## What is asked
Transcribe everything in the data word for word. Pictures are left out.

Start Data for this task

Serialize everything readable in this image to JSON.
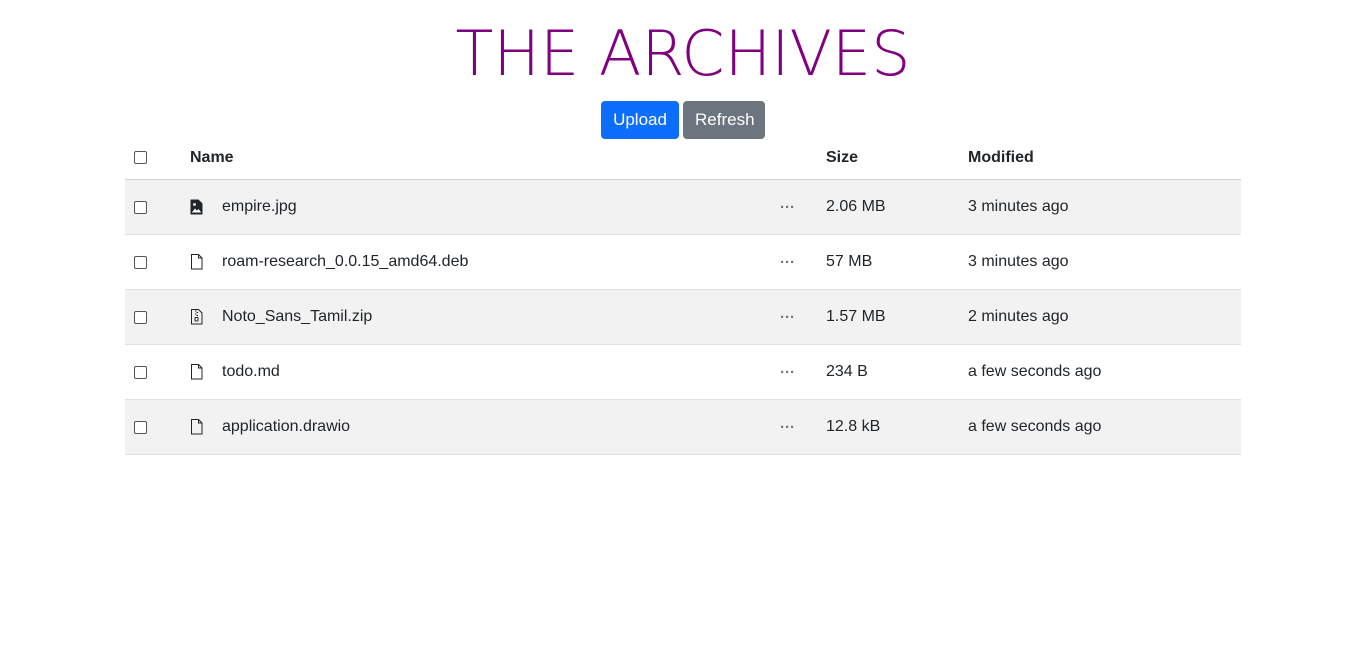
{
  "header": {
    "title": "THE ARCHIVES"
  },
  "toolbar": {
    "upload_label": "Upload",
    "refresh_label": "Refresh"
  },
  "table": {
    "columns": {
      "name": "Name",
      "size": "Size",
      "modified": "Modified"
    },
    "rows": [
      {
        "name": "empire.jpg",
        "size": "2.06 MB",
        "modified": "3 minutes ago",
        "icon": "image-file-icon"
      },
      {
        "name": "roam-research_0.0.15_amd64.deb",
        "size": "57 MB",
        "modified": "3 minutes ago",
        "icon": "file-icon"
      },
      {
        "name": "Noto_Sans_Tamil.zip",
        "size": "1.57 MB",
        "modified": "2 minutes ago",
        "icon": "zip-file-icon"
      },
      {
        "name": "todo.md",
        "size": "234 B",
        "modified": "a few seconds ago",
        "icon": "file-icon"
      },
      {
        "name": "application.drawio",
        "size": "12.8 kB",
        "modified": "a few seconds ago",
        "icon": "file-icon"
      }
    ],
    "more_glyph": "···"
  },
  "colors": {
    "title": "#800080",
    "primary": "#0d6efd",
    "secondary": "#6c757d",
    "stripe": "#f2f2f2"
  }
}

End Data for this task

## Task answer
Serialize everything readable in this image to JSON.
{
  "header": {
    "title": "THE ARCHIVES"
  },
  "toolbar": {
    "upload_label": "Upload",
    "refresh_label": "Refresh"
  },
  "table": {
    "columns": {
      "name": "Name",
      "size": "Size",
      "modified": "Modified"
    },
    "rows": [
      {
        "name": "empire.jpg",
        "size": "2.06 MB",
        "modified": "3 minutes ago",
        "icon": "image-file-icon"
      },
      {
        "name": "roam-research_0.0.15_amd64.deb",
        "size": "57 MB",
        "modified": "3 minutes ago",
        "icon": "file-icon"
      },
      {
        "name": "Noto_Sans_Tamil.zip",
        "size": "1.57 MB",
        "modified": "2 minutes ago",
        "icon": "zip-file-icon"
      },
      {
        "name": "todo.md",
        "size": "234 B",
        "modified": "a few seconds ago",
        "icon": "file-icon"
      },
      {
        "name": "application.drawio",
        "size": "12.8 kB",
        "modified": "a few seconds ago",
        "icon": "file-icon"
      }
    ],
    "more_glyph": "···"
  },
  "colors": {
    "title": "#800080",
    "primary": "#0d6efd",
    "secondary": "#6c757d",
    "stripe": "#f2f2f2"
  }
}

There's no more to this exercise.